◆ Stated exercise
Keep the pictures out of the copy and repeat the records exactly.
________________________
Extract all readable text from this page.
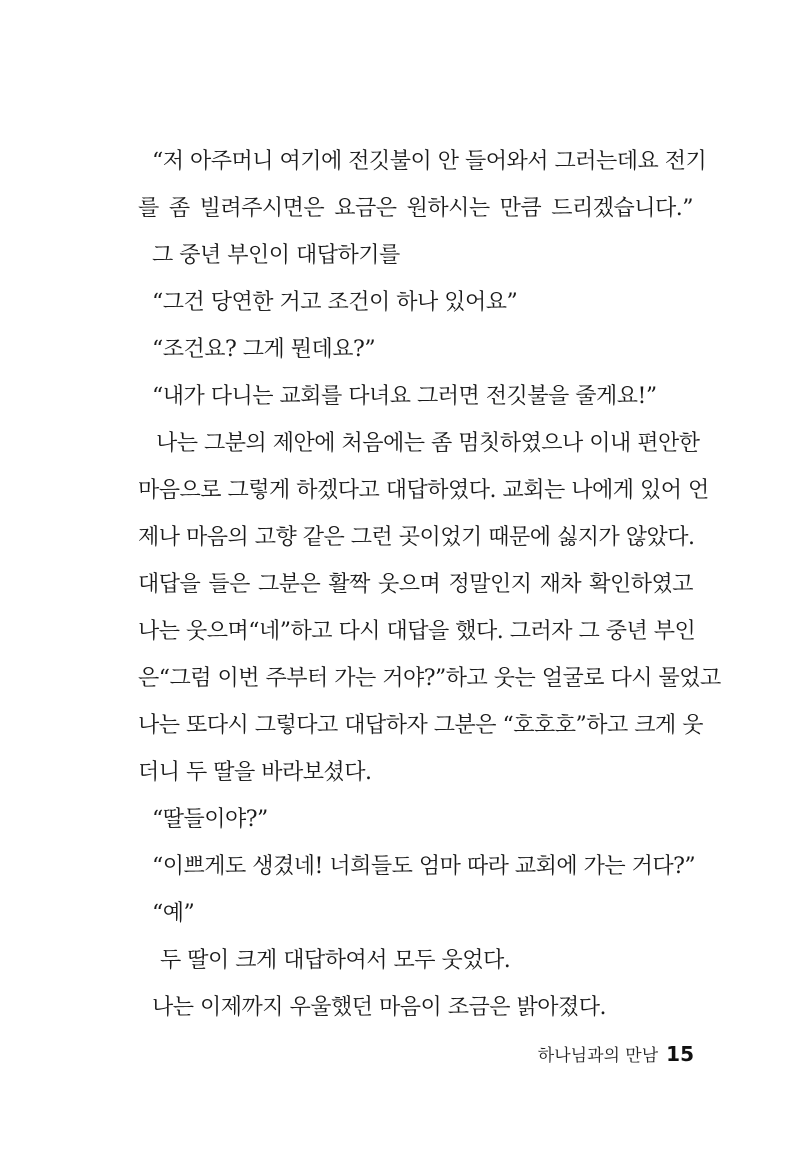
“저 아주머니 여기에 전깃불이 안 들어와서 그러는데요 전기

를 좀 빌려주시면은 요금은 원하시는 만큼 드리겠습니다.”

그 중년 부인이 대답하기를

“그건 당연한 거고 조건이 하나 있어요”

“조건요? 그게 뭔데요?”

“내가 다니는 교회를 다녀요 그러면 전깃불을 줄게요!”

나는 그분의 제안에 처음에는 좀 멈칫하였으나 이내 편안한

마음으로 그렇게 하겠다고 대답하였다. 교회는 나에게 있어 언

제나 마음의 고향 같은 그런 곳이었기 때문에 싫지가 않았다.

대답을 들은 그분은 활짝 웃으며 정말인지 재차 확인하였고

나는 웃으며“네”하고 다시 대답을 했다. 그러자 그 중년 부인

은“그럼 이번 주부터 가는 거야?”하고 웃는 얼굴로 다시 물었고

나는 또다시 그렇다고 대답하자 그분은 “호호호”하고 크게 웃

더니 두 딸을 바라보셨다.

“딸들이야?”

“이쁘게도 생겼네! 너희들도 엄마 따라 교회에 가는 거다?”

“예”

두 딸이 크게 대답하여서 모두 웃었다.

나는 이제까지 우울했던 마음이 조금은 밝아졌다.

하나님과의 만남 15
________________________
◆ Answer in full
Extract all readable text from this page.
“저 아주머니 여기에 전깃불이 안 들어와서 그러는데요 전기

를 좀 빌려주시면은 요금은 원하시는 만큼 드리겠습니다.”

그 중년 부인이 대답하기를

“그건 당연한 거고 조건이 하나 있어요”

“조건요? 그게 뭔데요?”

“내가 다니는 교회를 다녀요 그러면 전깃불을 줄게요!”

나는 그분의 제안에 처음에는 좀 멈칫하였으나 이내 편안한

마음으로 그렇게 하겠다고 대답하였다. 교회는 나에게 있어 언

제나 마음의 고향 같은 그런 곳이었기 때문에 싫지가 않았다.

대답을 들은 그분은 활짝 웃으며 정말인지 재차 확인하였고

나는 웃으며“네”하고 다시 대답을 했다. 그러자 그 중년 부인

은“그럼 이번 주부터 가는 거야?”하고 웃는 얼굴로 다시 물었고

나는 또다시 그렇다고 대답하자 그분은 “호호호”하고 크게 웃

더니 두 딸을 바라보셨다.

“딸들이야?”

“이쁘게도 생겼네! 너희들도 엄마 따라 교회에 가는 거다?”

“예”

두 딸이 크게 대답하여서 모두 웃었다.

나는 이제까지 우울했던 마음이 조금은 밝아졌다.

하나님과의 만남 15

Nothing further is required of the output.